# Start of DATASET ROWS
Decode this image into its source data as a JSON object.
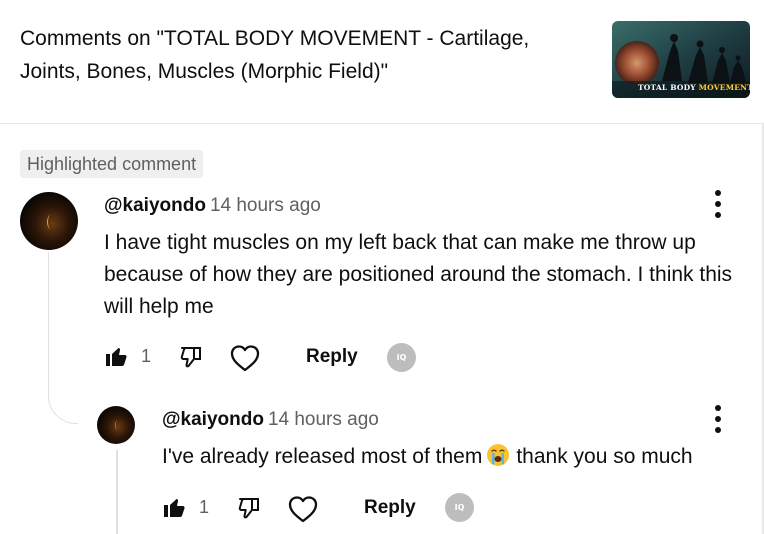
{
  "header": {
    "title": "Comments on \"TOTAL BODY MOVEMENT - Cartilage, Joints, Bones, Muscles (Morphic Field)\"",
    "thumbnail": {
      "caption_part1": "TOTAL BODY ",
      "caption_part2": "MOVEMENT"
    }
  },
  "highlighted_label": "Highlighted comment",
  "comment": {
    "author": "@kaiyondo",
    "time": "14 hours ago",
    "text": "I have tight muscles on my left back that can make me throw up because of how they are positioned around the stomach. I think this will help me",
    "like_count": "1",
    "reply_label": "Reply",
    "badge_label": "IQ"
  },
  "reply": {
    "author": "@kaiyondo",
    "time": "14 hours ago",
    "text_before": "I've already released most of them",
    "emoji": "loudly-crying-face",
    "text_after": "thank you so much",
    "like_count": "1",
    "reply_label": "Reply",
    "badge_label": "IQ"
  },
  "colors": {
    "text": "#0f0f0f",
    "secondary": "#606060",
    "badge_bg": "#efefef",
    "divider": "#e5e5e5"
  }
}
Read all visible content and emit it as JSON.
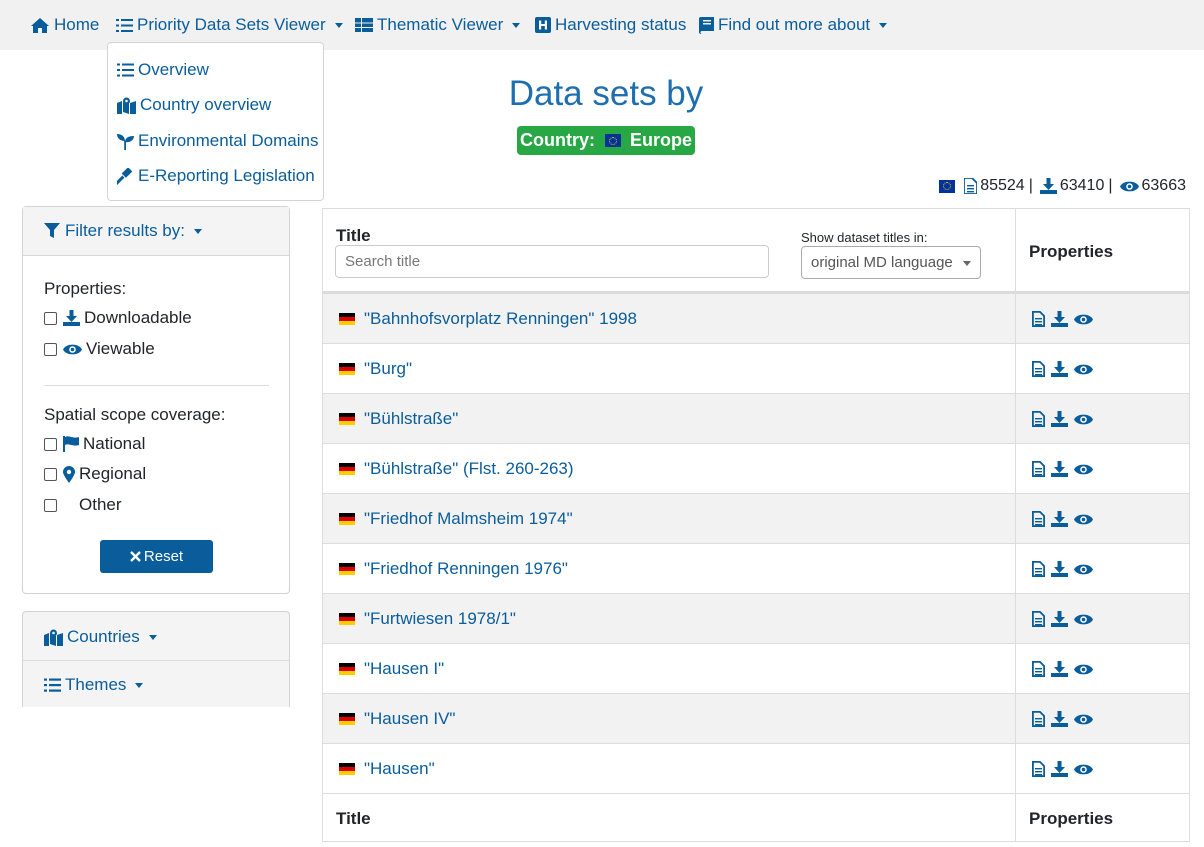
{
  "nav": {
    "home": "Home",
    "priority": "Priority Data Sets Viewer",
    "thematic": "Thematic Viewer",
    "harvesting": "Harvesting status",
    "findout": "Find out more about"
  },
  "dropdown": {
    "overview": "Overview",
    "country_overview": "Country overview",
    "env_domains": "Environmental Domains",
    "ereporting": "E-Reporting Legislation"
  },
  "page": {
    "title": "Data sets by",
    "badge_prefix": "Country:",
    "badge_value": "Europe"
  },
  "stats": {
    "metadata": "85524",
    "downloadable": "63410",
    "viewable": "63663",
    "sep": "|"
  },
  "filter": {
    "header": "Filter results by:",
    "properties_label": "Properties:",
    "downloadable": "Downloadable",
    "viewable": "Viewable",
    "spatial_label": "Spatial scope coverage:",
    "national": "National",
    "regional": "Regional",
    "other": "Other",
    "reset": "Reset"
  },
  "facets": {
    "countries": "Countries",
    "themes": "Themes"
  },
  "table": {
    "col_title": "Title",
    "col_properties": "Properties",
    "search_placeholder": "Search title",
    "lang_label": "Show dataset titles in:",
    "lang_value": "original MD language",
    "rows": [
      {
        "title": "\"Bahnhofsvorplatz Renningen\" 1998",
        "country": "DE"
      },
      {
        "title": "\"Burg\"",
        "country": "DE"
      },
      {
        "title": "\"Bühlstraße\"",
        "country": "DE"
      },
      {
        "title": "\"Bühlstraße\" (Flst. 260-263)",
        "country": "DE"
      },
      {
        "title": "\"Friedhof Malmsheim 1974\"",
        "country": "DE"
      },
      {
        "title": "\"Friedhof Renningen 1976\"",
        "country": "DE"
      },
      {
        "title": "\"Furtwiesen 1978/1\"",
        "country": "DE"
      },
      {
        "title": "\"Hausen I\"",
        "country": "DE"
      },
      {
        "title": "\"Hausen IV\"",
        "country": "DE"
      },
      {
        "title": "\"Hausen\"",
        "country": "DE"
      }
    ]
  },
  "colors": {
    "link": "#0a5d9b",
    "badge": "#28a745",
    "button": "#0a5d9b"
  }
}
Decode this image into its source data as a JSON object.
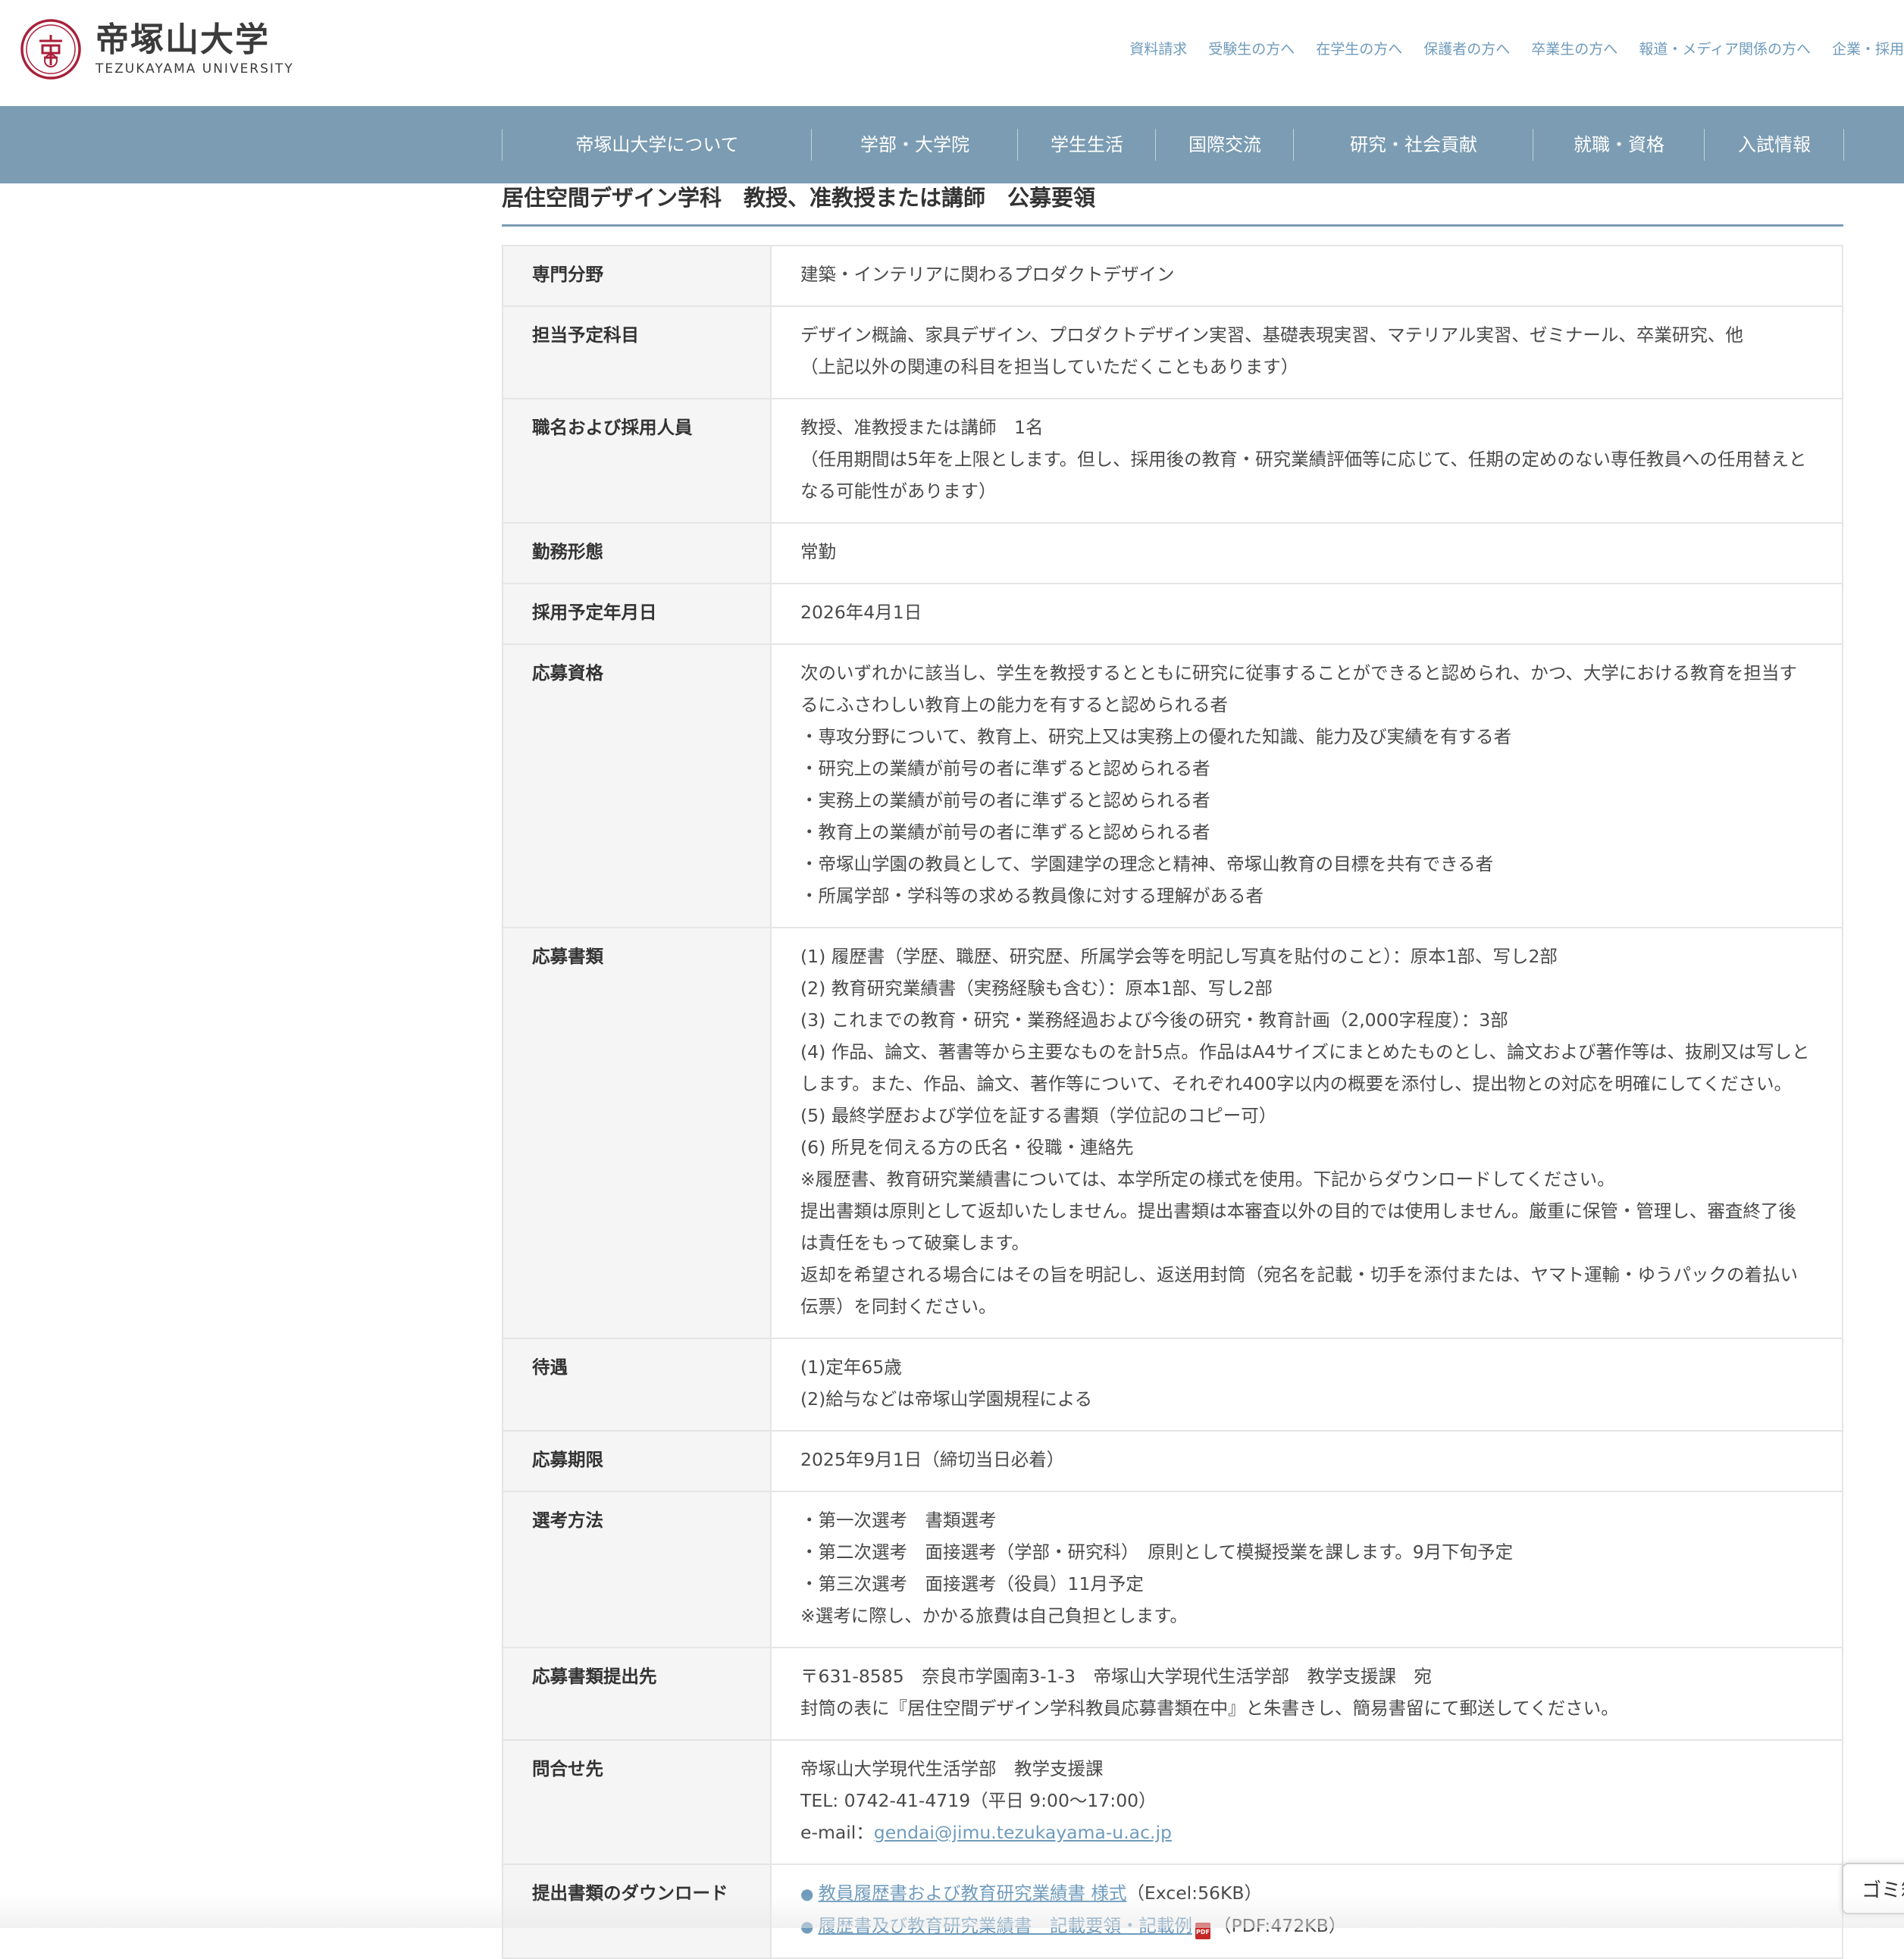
{
  "header": {
    "logo_jp": "帝塚山大学",
    "logo_en": "TEZUKAYAMA UNIVERSITY",
    "logo_icon": "university-crest-icon",
    "utility_nav": [
      "資料請求",
      "受験生の方へ",
      "在学生の方へ",
      "保護者の方へ",
      "卒業生の方へ",
      "報道・メディア関係の方へ",
      "企業・採用"
    ]
  },
  "global_nav": [
    "帝塚山大学について",
    "学部・大学院",
    "学生生活",
    "国際交流",
    "研究・社会貢献",
    "就職・資格",
    "入試情報"
  ],
  "page": {
    "title": "居住空間デザイン学科　教授、准教授または講師　公募要領"
  },
  "table": {
    "rows": [
      {
        "label": "専門分野",
        "lines": [
          "建築・インテリアに関わるプロダクトデザイン"
        ]
      },
      {
        "label": "担当予定科目",
        "lines": [
          "デザイン概論、家具デザイン、プロダクトデザイン実習、基礎表現実習、マテリアル実習、ゼミナール、卒業研究、他",
          "（上記以外の関連の科目を担当していただくこともあります）"
        ]
      },
      {
        "label": "職名および採用人員",
        "lines": [
          "教授、准教授または講師　1名",
          "（任用期間は5年を上限とします。但し、採用後の教育・研究業績評価等に応じて、任期の定めのない専任教員への任用替えとなる可能性があります）"
        ]
      },
      {
        "label": "勤務形態",
        "lines": [
          "常勤"
        ]
      },
      {
        "label": "採用予定年月日",
        "lines": [
          "2026年4月1日"
        ]
      },
      {
        "label": "応募資格",
        "lines": [
          "次のいずれかに該当し、学生を教授するとともに研究に従事することができると認められ、かつ、大学における教育を担当するにふさわしい教育上の能力を有すると認められる者",
          "・専攻分野について、教育上、研究上又は実務上の優れた知識、能力及び実績を有する者",
          "・研究上の業績が前号の者に準ずると認められる者",
          "・実務上の業績が前号の者に準ずると認められる者",
          "・教育上の業績が前号の者に準ずると認められる者",
          "・帝塚山学園の教員として、学園建学の理念と精神、帝塚山教育の目標を共有できる者",
          "・所属学部・学科等の求める教員像に対する理解がある者"
        ]
      },
      {
        "label": "応募書類",
        "lines": [
          "(1) 履歴書（学歴、職歴、研究歴、所属学会等を明記し写真を貼付のこと）：原本1部、写し2部",
          "(2) 教育研究業績書（実務経験も含む）：原本1部、写し2部",
          "(3) これまでの教育・研究・業務経過および今後の研究・教育計画（2,000字程度）：3部",
          "(4) 作品、論文、著書等から主要なものを計5点。作品はA4サイズにまとめたものとし、論文および著作等は、抜刷又は写しとします。また、作品、論文、著作等について、それぞれ400字以内の概要を添付し、提出物との対応を明確にしてください。",
          "(5) 最終学歴および学位を証する書類（学位記のコピー可）",
          "(6) 所見を伺える方の氏名・役職・連絡先",
          "※履歴書、教育研究業績書については、本学所定の様式を使用。下記からダウンロードしてください。",
          "提出書類は原則として返却いたしません。提出書類は本審査以外の目的では使用しません。厳重に保管・管理し、審査終了後は責任をもって破棄します。",
          "返却を希望される場合にはその旨を明記し、返送用封筒（宛名を記載・切手を添付または、ヤマト運輸・ゆうパックの着払い伝票）を同封ください。"
        ]
      },
      {
        "label": "待遇",
        "lines": [
          "(1)定年65歳",
          "(2)給与などは帝塚山学園規程による"
        ]
      },
      {
        "label": "応募期限",
        "lines": [
          "2025年9月1日（締切当日必着）"
        ]
      },
      {
        "label": "選考方法",
        "lines": [
          "・第一次選考　書類選考",
          "・第二次選考　面接選考（学部・研究科）　原則として模擬授業を課します。9月下旬予定",
          "・第三次選考　面接選考（役員）11月予定",
          "※選考に際し、かかる旅費は自己負担とします。"
        ]
      },
      {
        "label": "応募書類提出先",
        "lines": [
          "〒631-8585　奈良市学園南3-1-3　帝塚山大学現代生活学部　教学支援課　宛",
          "封筒の表に『居住空間デザイン学科教員応募書類在中』と朱書きし、簡易書留にて郵送してください。"
        ]
      }
    ],
    "contact": {
      "label": "問合せ先",
      "org": "帝塚山大学現代生活学部　教学支援課",
      "tel": "TEL: 0742-41-4719（平日 9:00〜17:00）",
      "email_prefix": "e-mail：",
      "email": "gendai@jimu.tezukayama-u.ac.jp"
    },
    "downloads": {
      "label": "提出書類のダウンロード",
      "items": [
        {
          "link": "教員履歴書および教育研究業績書 様式",
          "meta": "（Excel:56KB）",
          "pdf": false
        },
        {
          "link": "履歴書及び教育研究業績書　記載要領・記載例",
          "meta": "（PDF:472KB）",
          "pdf": true
        }
      ]
    }
  },
  "floating_tab": {
    "label": "ゴミ箱"
  },
  "colors": {
    "nav_bg": "#7b9cb2",
    "link": "#6f9bbc",
    "logo_red": "#a8203a"
  }
}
# End of DATASET ROWS
### TASK OBJECTIVE:
Copy every line above that includes the string "帝塚山大学現代生活学部".

### EXERCISE RESULT:
          "〒631-8585　奈良市学園南3-1-3　帝塚山大学現代生活学部　教学支援課　宛",
      "org": "帝塚山大学現代生活学部　教学支援課",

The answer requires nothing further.